BRIEF ->
Each line holding the word "dolgozatot" counts once; give the total and nothing more.

RECORDS SUPPLIED ->

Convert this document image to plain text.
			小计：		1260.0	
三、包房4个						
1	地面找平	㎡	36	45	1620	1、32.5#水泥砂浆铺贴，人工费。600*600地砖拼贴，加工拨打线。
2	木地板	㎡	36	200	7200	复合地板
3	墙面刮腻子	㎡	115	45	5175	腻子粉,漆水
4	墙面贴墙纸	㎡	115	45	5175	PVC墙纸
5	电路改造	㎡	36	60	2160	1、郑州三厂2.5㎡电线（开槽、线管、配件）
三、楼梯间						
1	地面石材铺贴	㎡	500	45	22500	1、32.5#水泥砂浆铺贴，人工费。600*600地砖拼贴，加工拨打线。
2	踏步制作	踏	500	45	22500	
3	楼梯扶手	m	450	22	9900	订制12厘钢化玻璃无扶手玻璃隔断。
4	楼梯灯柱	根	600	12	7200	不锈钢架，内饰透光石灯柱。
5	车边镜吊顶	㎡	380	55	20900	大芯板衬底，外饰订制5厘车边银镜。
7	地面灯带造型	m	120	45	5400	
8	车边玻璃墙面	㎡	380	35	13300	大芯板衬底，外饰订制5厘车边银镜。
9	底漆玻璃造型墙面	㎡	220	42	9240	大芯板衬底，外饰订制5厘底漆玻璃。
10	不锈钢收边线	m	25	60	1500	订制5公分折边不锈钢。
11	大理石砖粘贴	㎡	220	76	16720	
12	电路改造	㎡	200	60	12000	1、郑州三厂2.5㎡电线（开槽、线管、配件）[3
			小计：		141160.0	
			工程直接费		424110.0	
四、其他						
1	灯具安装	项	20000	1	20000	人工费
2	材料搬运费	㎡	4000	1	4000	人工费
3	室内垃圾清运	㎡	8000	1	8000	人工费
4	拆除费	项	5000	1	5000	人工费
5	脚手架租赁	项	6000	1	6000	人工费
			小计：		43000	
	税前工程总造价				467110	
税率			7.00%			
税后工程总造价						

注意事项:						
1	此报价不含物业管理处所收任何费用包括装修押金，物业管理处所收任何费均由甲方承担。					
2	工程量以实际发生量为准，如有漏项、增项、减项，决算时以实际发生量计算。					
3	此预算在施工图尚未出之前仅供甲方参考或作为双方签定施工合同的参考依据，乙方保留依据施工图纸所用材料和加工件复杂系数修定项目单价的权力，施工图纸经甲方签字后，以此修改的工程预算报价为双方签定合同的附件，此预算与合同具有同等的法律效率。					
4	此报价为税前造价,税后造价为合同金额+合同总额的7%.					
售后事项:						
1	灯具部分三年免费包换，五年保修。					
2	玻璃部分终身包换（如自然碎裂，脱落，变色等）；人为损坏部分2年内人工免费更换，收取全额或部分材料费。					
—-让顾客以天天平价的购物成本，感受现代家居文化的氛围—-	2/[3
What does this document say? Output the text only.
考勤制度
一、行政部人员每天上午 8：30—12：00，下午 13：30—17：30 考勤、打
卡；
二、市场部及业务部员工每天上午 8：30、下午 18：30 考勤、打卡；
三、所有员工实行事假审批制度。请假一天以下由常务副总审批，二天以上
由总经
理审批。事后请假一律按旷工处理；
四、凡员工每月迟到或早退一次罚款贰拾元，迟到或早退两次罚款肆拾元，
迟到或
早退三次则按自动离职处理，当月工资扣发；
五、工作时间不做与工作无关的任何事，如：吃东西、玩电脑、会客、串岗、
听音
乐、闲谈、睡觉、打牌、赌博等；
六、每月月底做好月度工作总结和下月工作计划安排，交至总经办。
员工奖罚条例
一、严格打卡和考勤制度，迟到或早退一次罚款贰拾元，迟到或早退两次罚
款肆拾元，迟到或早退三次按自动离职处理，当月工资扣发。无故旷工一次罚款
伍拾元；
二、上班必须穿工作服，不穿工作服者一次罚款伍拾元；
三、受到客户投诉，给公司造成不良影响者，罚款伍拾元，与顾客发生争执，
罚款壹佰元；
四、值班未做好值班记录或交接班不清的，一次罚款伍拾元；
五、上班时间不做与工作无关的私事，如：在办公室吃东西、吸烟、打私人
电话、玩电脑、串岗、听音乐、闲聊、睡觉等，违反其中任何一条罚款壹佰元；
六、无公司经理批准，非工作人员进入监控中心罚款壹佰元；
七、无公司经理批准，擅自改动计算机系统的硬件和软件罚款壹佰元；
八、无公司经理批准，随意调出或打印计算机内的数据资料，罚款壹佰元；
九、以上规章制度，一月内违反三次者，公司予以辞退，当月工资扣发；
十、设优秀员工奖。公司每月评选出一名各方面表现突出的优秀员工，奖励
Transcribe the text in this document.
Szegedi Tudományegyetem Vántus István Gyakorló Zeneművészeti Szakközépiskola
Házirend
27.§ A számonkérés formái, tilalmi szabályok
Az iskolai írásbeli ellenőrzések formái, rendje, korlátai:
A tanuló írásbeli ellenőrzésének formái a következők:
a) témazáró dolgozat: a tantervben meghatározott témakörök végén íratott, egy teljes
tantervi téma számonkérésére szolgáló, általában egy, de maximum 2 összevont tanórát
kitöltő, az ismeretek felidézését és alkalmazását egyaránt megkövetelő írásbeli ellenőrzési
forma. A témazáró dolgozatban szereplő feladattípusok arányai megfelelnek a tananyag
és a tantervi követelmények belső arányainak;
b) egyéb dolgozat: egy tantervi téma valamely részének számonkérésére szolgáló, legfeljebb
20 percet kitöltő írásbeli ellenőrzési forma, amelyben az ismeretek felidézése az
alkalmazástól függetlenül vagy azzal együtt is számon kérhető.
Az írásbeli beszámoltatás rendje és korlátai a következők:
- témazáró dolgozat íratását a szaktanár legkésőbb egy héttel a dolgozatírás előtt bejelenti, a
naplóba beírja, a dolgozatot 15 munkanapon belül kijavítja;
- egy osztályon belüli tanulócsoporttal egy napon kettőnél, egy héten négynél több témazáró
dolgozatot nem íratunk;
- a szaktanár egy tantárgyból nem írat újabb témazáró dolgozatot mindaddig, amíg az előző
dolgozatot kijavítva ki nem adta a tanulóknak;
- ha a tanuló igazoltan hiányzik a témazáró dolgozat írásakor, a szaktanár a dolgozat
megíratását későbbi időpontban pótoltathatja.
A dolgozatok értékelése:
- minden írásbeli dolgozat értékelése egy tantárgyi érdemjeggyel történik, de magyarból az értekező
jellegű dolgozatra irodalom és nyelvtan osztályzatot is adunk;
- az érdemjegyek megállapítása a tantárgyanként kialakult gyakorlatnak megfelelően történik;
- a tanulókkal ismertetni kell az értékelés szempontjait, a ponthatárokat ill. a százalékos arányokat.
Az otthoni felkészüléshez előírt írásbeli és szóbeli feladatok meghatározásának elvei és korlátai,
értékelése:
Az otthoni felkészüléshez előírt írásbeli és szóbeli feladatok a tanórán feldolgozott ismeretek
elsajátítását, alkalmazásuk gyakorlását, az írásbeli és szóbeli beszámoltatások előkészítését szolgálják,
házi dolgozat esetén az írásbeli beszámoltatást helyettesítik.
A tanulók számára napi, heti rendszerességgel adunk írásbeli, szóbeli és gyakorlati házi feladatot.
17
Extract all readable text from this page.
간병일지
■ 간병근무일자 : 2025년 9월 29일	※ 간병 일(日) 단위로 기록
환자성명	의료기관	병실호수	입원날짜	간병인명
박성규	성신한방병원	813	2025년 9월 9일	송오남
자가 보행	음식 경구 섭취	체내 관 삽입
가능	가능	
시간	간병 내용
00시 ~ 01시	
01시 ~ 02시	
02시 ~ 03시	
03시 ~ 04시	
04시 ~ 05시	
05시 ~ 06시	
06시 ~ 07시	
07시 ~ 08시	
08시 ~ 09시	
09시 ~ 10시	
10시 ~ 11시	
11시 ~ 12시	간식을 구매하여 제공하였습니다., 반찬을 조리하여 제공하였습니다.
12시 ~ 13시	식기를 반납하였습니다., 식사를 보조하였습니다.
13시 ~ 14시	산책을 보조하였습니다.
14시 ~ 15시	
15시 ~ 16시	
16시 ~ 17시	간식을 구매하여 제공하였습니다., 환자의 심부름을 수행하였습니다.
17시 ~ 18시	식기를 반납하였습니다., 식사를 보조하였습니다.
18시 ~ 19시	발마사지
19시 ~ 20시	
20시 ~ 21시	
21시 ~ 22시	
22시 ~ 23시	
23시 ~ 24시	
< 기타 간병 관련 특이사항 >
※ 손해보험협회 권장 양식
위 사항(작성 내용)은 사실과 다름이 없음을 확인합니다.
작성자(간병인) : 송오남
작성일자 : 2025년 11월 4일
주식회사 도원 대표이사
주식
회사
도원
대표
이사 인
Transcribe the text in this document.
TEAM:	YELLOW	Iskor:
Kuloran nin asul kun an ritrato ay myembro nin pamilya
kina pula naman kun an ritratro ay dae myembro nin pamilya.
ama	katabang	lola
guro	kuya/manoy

ANSWER ->
4